◆ **The request**: Write out the listing below in full and exactly, leaving out every picture.

Chart and figure data:
====================
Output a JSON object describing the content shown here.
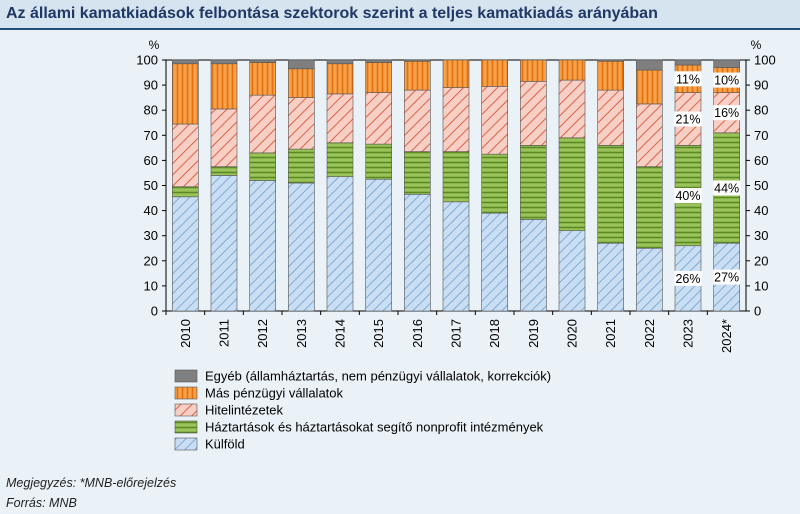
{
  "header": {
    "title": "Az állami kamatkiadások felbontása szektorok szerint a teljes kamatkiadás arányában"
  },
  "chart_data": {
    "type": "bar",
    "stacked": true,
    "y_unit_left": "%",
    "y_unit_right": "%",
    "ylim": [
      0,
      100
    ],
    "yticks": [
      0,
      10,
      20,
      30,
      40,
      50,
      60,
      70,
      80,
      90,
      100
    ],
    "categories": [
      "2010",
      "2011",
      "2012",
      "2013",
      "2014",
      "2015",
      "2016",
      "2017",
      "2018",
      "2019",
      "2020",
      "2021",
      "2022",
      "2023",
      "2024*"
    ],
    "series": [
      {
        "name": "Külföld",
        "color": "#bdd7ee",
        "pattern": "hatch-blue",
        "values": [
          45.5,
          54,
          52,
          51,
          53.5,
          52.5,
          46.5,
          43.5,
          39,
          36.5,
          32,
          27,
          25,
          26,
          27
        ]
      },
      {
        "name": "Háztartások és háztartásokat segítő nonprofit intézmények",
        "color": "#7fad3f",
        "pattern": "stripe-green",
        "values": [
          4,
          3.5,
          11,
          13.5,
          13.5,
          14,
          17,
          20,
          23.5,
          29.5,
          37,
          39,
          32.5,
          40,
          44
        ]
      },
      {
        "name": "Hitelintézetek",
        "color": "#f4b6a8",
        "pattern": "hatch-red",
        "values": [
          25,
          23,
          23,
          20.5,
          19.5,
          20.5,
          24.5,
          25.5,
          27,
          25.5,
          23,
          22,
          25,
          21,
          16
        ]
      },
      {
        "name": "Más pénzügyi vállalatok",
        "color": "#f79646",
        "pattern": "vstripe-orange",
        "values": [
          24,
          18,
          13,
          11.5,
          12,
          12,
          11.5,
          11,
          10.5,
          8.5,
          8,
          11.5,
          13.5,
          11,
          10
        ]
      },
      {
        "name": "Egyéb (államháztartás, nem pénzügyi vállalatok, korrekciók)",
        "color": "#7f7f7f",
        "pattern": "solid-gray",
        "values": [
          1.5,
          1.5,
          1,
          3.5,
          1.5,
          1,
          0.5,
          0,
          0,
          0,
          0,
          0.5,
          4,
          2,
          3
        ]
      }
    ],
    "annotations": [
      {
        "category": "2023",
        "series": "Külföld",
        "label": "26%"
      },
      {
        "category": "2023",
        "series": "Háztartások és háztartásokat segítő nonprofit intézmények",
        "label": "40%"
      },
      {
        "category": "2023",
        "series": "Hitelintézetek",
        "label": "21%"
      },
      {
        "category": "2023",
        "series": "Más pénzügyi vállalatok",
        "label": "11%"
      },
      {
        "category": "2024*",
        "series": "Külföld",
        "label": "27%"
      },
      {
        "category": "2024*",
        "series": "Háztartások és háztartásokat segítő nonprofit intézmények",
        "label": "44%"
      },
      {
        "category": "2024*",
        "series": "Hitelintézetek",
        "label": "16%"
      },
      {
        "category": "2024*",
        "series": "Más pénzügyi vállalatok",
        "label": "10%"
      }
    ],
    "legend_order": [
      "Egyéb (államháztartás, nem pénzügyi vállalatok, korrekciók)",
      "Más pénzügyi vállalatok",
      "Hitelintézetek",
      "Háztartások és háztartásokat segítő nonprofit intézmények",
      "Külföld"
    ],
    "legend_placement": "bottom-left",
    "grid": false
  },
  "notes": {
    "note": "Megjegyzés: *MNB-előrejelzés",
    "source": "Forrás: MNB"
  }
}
====================
◆ **Output for this task**:
Output a JSON object describing the content shown here.
{
  "header": {
    "title": "Az állami kamatkiadások felbontása szektorok szerint a teljes kamatkiadás arányában"
  },
  "chart_data": {
    "type": "bar",
    "stacked": true,
    "y_unit_left": "%",
    "y_unit_right": "%",
    "ylim": [
      0,
      100
    ],
    "yticks": [
      0,
      10,
      20,
      30,
      40,
      50,
      60,
      70,
      80,
      90,
      100
    ],
    "categories": [
      "2010",
      "2011",
      "2012",
      "2013",
      "2014",
      "2015",
      "2016",
      "2017",
      "2018",
      "2019",
      "2020",
      "2021",
      "2022",
      "2023",
      "2024*"
    ],
    "series": [
      {
        "name": "Külföld",
        "color": "#bdd7ee",
        "pattern": "hatch-blue",
        "values": [
          45.5,
          54,
          52,
          51,
          53.5,
          52.5,
          46.5,
          43.5,
          39,
          36.5,
          32,
          27,
          25,
          26,
          27
        ]
      },
      {
        "name": "Háztartások és háztartásokat segítő nonprofit intézmények",
        "color": "#7fad3f",
        "pattern": "stripe-green",
        "values": [
          4,
          3.5,
          11,
          13.5,
          13.5,
          14,
          17,
          20,
          23.5,
          29.5,
          37,
          39,
          32.5,
          40,
          44
        ]
      },
      {
        "name": "Hitelintézetek",
        "color": "#f4b6a8",
        "pattern": "hatch-red",
        "values": [
          25,
          23,
          23,
          20.5,
          19.5,
          20.5,
          24.5,
          25.5,
          27,
          25.5,
          23,
          22,
          25,
          21,
          16
        ]
      },
      {
        "name": "Más pénzügyi vállalatok",
        "color": "#f79646",
        "pattern": "vstripe-orange",
        "values": [
          24,
          18,
          13,
          11.5,
          12,
          12,
          11.5,
          11,
          10.5,
          8.5,
          8,
          11.5,
          13.5,
          11,
          10
        ]
      },
      {
        "name": "Egyéb (államháztartás, nem pénzügyi vállalatok, korrekciók)",
        "color": "#7f7f7f",
        "pattern": "solid-gray",
        "values": [
          1.5,
          1.5,
          1,
          3.5,
          1.5,
          1,
          0.5,
          0,
          0,
          0,
          0,
          0.5,
          4,
          2,
          3
        ]
      }
    ],
    "annotations": [
      {
        "category": "2023",
        "series": "Külföld",
        "label": "26%"
      },
      {
        "category": "2023",
        "series": "Háztartások és háztartásokat segítő nonprofit intézmények",
        "label": "40%"
      },
      {
        "category": "2023",
        "series": "Hitelintézetek",
        "label": "21%"
      },
      {
        "category": "2023",
        "series": "Más pénzügyi vállalatok",
        "label": "11%"
      },
      {
        "category": "2024*",
        "series": "Külföld",
        "label": "27%"
      },
      {
        "category": "2024*",
        "series": "Háztartások és háztartásokat segítő nonprofit intézmények",
        "label": "44%"
      },
      {
        "category": "2024*",
        "series": "Hitelintézetek",
        "label": "16%"
      },
      {
        "category": "2024*",
        "series": "Más pénzügyi vállalatok",
        "label": "10%"
      }
    ],
    "legend_order": [
      "Egyéb (államháztartás, nem pénzügyi vállalatok, korrekciók)",
      "Más pénzügyi vállalatok",
      "Hitelintézetek",
      "Háztartások és háztartásokat segítő nonprofit intézmények",
      "Külföld"
    ],
    "legend_placement": "bottom-left",
    "grid": false
  },
  "notes": {
    "note": "Megjegyzés: *MNB-előrejelzés",
    "source": "Forrás: MNB"
  }
}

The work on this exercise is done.